[Begin The input]
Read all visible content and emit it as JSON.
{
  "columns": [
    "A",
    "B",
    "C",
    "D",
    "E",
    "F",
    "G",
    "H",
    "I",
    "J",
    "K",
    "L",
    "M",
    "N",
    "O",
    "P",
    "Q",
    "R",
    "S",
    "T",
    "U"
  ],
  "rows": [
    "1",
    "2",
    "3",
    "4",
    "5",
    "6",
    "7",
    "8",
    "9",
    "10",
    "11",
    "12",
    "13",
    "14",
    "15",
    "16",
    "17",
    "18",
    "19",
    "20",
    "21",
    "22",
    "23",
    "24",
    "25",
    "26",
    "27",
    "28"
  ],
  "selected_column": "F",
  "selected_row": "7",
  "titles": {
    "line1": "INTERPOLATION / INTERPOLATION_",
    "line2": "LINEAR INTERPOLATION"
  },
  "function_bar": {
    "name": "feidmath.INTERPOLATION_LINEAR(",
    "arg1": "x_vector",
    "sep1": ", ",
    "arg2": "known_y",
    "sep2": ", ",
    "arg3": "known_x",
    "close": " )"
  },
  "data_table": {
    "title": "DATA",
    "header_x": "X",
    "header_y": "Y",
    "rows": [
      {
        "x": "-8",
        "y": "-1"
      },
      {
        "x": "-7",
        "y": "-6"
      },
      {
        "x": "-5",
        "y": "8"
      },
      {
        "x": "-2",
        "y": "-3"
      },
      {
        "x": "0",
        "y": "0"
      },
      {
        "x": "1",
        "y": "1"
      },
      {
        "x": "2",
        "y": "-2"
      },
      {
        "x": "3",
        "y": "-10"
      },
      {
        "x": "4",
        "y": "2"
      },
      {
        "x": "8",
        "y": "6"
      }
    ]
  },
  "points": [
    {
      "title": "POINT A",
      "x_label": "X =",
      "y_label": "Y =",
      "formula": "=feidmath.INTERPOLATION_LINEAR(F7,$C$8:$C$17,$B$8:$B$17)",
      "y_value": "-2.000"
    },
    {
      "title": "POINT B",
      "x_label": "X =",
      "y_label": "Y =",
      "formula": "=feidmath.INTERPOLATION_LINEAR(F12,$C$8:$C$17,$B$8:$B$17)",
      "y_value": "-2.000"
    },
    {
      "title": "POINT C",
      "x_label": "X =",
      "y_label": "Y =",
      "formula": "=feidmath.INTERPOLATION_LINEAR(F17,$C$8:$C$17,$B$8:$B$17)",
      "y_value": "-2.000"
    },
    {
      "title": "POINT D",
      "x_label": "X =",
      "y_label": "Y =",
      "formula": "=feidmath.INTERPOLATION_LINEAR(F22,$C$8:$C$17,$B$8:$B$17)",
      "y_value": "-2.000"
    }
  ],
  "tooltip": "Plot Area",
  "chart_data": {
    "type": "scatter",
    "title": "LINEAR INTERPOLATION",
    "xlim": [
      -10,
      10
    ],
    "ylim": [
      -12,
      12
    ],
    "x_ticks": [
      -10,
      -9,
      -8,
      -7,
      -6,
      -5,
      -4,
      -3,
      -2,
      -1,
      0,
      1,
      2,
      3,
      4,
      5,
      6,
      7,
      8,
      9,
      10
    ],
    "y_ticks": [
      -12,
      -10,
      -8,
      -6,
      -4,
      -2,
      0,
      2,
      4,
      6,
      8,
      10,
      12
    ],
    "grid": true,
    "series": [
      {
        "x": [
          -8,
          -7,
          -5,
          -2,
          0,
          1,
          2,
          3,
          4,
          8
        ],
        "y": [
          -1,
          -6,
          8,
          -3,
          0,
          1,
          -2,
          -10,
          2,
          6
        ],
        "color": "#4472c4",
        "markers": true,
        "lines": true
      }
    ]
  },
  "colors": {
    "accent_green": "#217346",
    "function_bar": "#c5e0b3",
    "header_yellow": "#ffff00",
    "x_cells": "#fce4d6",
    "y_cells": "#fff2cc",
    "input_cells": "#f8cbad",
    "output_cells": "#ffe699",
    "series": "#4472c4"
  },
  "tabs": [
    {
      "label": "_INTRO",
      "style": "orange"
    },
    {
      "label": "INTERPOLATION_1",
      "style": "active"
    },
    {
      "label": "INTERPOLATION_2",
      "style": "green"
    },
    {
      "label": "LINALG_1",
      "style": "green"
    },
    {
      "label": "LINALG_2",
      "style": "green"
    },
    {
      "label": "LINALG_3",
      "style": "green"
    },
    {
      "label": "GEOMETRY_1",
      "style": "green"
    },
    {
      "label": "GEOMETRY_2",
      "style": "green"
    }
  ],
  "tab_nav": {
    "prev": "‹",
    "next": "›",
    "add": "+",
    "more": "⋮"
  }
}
[End The input]
> **Exercise description**: Transcribe the data above in full, exactly.

> **Solution below**:
Read all visible content and emit it as JSON.
{
  "columns": [
    "A",
    "B",
    "C",
    "D",
    "E",
    "F",
    "G",
    "H",
    "I",
    "J",
    "K",
    "L",
    "M",
    "N",
    "O",
    "P",
    "Q",
    "R",
    "S",
    "T",
    "U"
  ],
  "rows": [
    "1",
    "2",
    "3",
    "4",
    "5",
    "6",
    "7",
    "8",
    "9",
    "10",
    "11",
    "12",
    "13",
    "14",
    "15",
    "16",
    "17",
    "18",
    "19",
    "20",
    "21",
    "22",
    "23",
    "24",
    "25",
    "26",
    "27",
    "28"
  ],
  "selected_column": "F",
  "selected_row": "7",
  "titles": {
    "line1": "INTERPOLATION / INTERPOLATION_",
    "line2": "LINEAR INTERPOLATION"
  },
  "function_bar": {
    "name": "feidmath.INTERPOLATION_LINEAR(",
    "arg1": "x_vector",
    "sep1": ", ",
    "arg2": "known_y",
    "sep2": ", ",
    "arg3": "known_x",
    "close": " )"
  },
  "data_table": {
    "title": "DATA",
    "header_x": "X",
    "header_y": "Y",
    "rows": [
      {
        "x": "-8",
        "y": "-1"
      },
      {
        "x": "-7",
        "y": "-6"
      },
      {
        "x": "-5",
        "y": "8"
      },
      {
        "x": "-2",
        "y": "-3"
      },
      {
        "x": "0",
        "y": "0"
      },
      {
        "x": "1",
        "y": "1"
      },
      {
        "x": "2",
        "y": "-2"
      },
      {
        "x": "3",
        "y": "-10"
      },
      {
        "x": "4",
        "y": "2"
      },
      {
        "x": "8",
        "y": "6"
      }
    ]
  },
  "points": [
    {
      "title": "POINT A",
      "x_label": "X =",
      "y_label": "Y =",
      "formula": "=feidmath.INTERPOLATION_LINEAR(F7,$C$8:$C$17,$B$8:$B$17)",
      "y_value": "-2.000"
    },
    {
      "title": "POINT B",
      "x_label": "X =",
      "y_label": "Y =",
      "formula": "=feidmath.INTERPOLATION_LINEAR(F12,$C$8:$C$17,$B$8:$B$17)",
      "y_value": "-2.000"
    },
    {
      "title": "POINT C",
      "x_label": "X =",
      "y_label": "Y =",
      "formula": "=feidmath.INTERPOLATION_LINEAR(F17,$C$8:$C$17,$B$8:$B$17)",
      "y_value": "-2.000"
    },
    {
      "title": "POINT D",
      "x_label": "X =",
      "y_label": "Y =",
      "formula": "=feidmath.INTERPOLATION_LINEAR(F22,$C$8:$C$17,$B$8:$B$17)",
      "y_value": "-2.000"
    }
  ],
  "tooltip": "Plot Area",
  "chart_data": {
    "type": "scatter",
    "title": "LINEAR INTERPOLATION",
    "xlim": [
      -10,
      10
    ],
    "ylim": [
      -12,
      12
    ],
    "x_ticks": [
      -10,
      -9,
      -8,
      -7,
      -6,
      -5,
      -4,
      -3,
      -2,
      -1,
      0,
      1,
      2,
      3,
      4,
      5,
      6,
      7,
      8,
      9,
      10
    ],
    "y_ticks": [
      -12,
      -10,
      -8,
      -6,
      -4,
      -2,
      0,
      2,
      4,
      6,
      8,
      10,
      12
    ],
    "grid": true,
    "series": [
      {
        "x": [
          -8,
          -7,
          -5,
          -2,
          0,
          1,
          2,
          3,
          4,
          8
        ],
        "y": [
          -1,
          -6,
          8,
          -3,
          0,
          1,
          -2,
          -10,
          2,
          6
        ],
        "color": "#4472c4",
        "markers": true,
        "lines": true
      }
    ]
  },
  "colors": {
    "accent_green": "#217346",
    "function_bar": "#c5e0b3",
    "header_yellow": "#ffff00",
    "x_cells": "#fce4d6",
    "y_cells": "#fff2cc",
    "input_cells": "#f8cbad",
    "output_cells": "#ffe699",
    "series": "#4472c4"
  },
  "tabs": [
    {
      "label": "_INTRO",
      "style": "orange"
    },
    {
      "label": "INTERPOLATION_1",
      "style": "active"
    },
    {
      "label": "INTERPOLATION_2",
      "style": "green"
    },
    {
      "label": "LINALG_1",
      "style": "green"
    },
    {
      "label": "LINALG_2",
      "style": "green"
    },
    {
      "label": "LINALG_3",
      "style": "green"
    },
    {
      "label": "GEOMETRY_1",
      "style": "green"
    },
    {
      "label": "GEOMETRY_2",
      "style": "green"
    }
  ],
  "tab_nav": {
    "prev": "‹",
    "next": "›",
    "add": "+",
    "more": "⋮"
  }
}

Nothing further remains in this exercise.